Angezeigter Textausschnitt:
******
Und dann ist da, auch durch Facebook, etwas ganz Großes draus entstanden.

Zu den Lebensmittel-Lieferungen sind noch Spenden von Leuten und Märkten dazugekommen, die wir dann auch verteilt haben. Es gab auch ganz schnell einen Gabenzaun, was ich persönlich aber aus hygienischen Gründen nicht so gut fand. Eine Firma hat uns dann einen Baucontainer zur Verfügung gestellt, in dem wir sammeln konnten.

Die Bedürftigen-Hilfe übernommen

Wir haben plötzlich nicht mehr nur den Lieferservice gemacht, sondern auch die Bedürftigen-Hilfe. Wir haben auch die Arbeit der Tafel übernommen, weil die Tafel ja in Bünde auch die Arbeit eingestellt hatte.

Zu Spitzenzeiten hatten wir ungefähr 70 bis 80 Einkaufsfahrten pro Tag und ungefähr 50 Besucher in der Fahrschule, die Lebensmittel und Co. bei uns abgeholt haben.

Ich hätte vorher nie gedacht, dass es bei uns in Bünde so viel Elend gibt.

Er sagte: "Ich habe nichts"

Ich kann mich an ein Telefonat erinnern, da war ein Herr, 35 Jahre alt, der am Telefon sagte: "Ich habe nichts." Da habe ich gesagt: "Definiere mal nichts." Und dann sagte er, er sitze im Rollstuhl, sei querschnittsgelähmt, würde sonst immer vom Pflegedienst betreut werden. Aber der, hatte ja seine Arbeit eingestellt.
******
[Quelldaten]
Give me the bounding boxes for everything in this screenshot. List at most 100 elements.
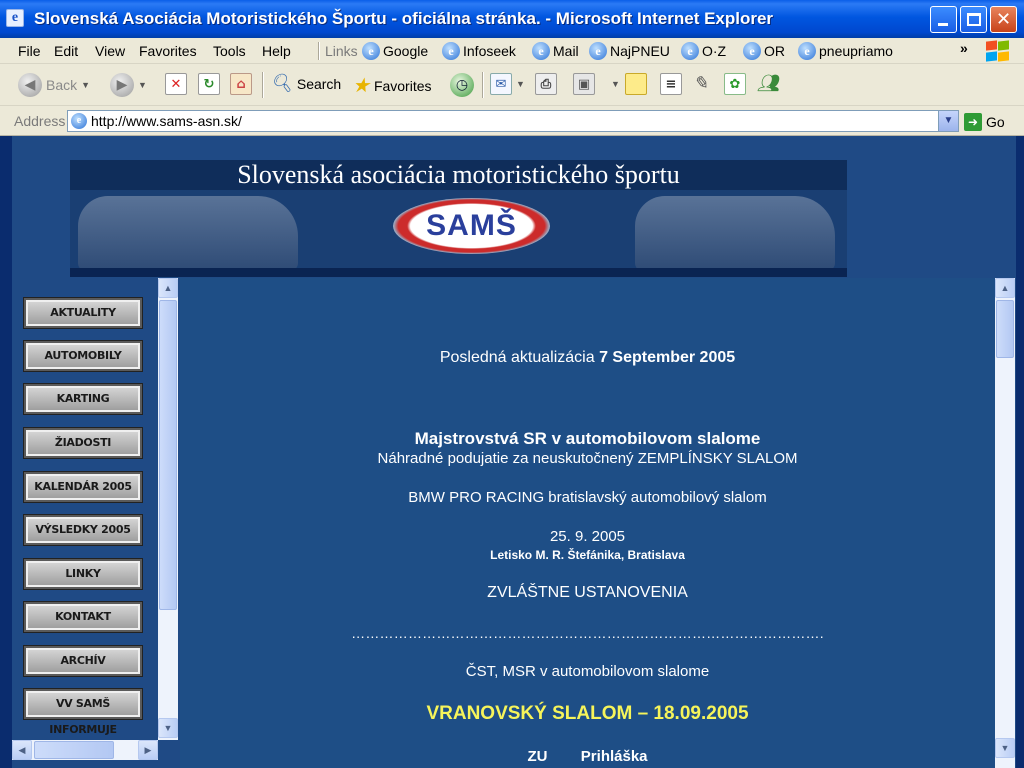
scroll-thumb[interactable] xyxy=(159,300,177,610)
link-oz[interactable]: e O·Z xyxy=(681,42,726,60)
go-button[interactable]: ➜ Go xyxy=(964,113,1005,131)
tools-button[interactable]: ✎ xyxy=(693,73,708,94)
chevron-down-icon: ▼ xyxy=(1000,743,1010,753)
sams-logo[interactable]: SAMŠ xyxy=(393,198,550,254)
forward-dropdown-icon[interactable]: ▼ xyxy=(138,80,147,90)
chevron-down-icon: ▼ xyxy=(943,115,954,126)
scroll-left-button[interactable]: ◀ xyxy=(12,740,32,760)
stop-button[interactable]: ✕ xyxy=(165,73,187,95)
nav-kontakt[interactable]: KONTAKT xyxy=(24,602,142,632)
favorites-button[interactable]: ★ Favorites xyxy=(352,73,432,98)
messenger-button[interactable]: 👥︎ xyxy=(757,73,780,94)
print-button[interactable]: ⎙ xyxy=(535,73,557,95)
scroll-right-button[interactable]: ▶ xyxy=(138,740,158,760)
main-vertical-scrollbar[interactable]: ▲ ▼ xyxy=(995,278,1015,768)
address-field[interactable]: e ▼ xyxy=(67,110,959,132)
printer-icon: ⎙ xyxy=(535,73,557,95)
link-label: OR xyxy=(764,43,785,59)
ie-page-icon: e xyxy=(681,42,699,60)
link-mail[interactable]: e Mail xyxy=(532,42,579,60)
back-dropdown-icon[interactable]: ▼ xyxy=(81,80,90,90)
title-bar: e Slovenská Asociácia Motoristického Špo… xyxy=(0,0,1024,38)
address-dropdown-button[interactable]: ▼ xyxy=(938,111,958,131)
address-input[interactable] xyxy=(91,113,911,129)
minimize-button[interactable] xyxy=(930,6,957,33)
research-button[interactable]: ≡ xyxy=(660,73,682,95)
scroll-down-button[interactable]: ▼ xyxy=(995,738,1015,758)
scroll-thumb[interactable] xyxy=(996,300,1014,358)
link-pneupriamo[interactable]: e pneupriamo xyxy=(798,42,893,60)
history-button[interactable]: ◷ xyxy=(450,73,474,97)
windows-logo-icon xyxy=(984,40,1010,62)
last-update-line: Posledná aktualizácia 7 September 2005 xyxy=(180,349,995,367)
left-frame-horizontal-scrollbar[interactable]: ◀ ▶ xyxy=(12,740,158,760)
******
Aufgabenstellung:
Prüfen Sie bitte, ob die folgenden Aussagen mit dem Textausschnitt über die Hilfe in Bünde übereinstimmen, und antworten Sie jeweils mit Ja oder Nein samt den entscheidenden Worten daraus in wörtlichem Zitat.
1. Eine Firma stellte einen Baucontainer zum Sammeln zur Verfügung.
2. Zu Spitzenzeiten kamen ungefähr 200 Besucher in die Fahrschule.
3. Die erzählende Person hielt den Gabenzaun aus hygienischen Gründen für eine gute Lösung.

Lösung:
1. Ja: „Eine Firma hat uns dann einen Baucontainer zur Verfügung gestellt, in dem wir sammeln konnten.“
2. Nein: „ungefähr 50 Besucher in der Fahrschule“
3. Nein: „was ich persönlich aber aus hygienischen Gründen nicht so gut fand“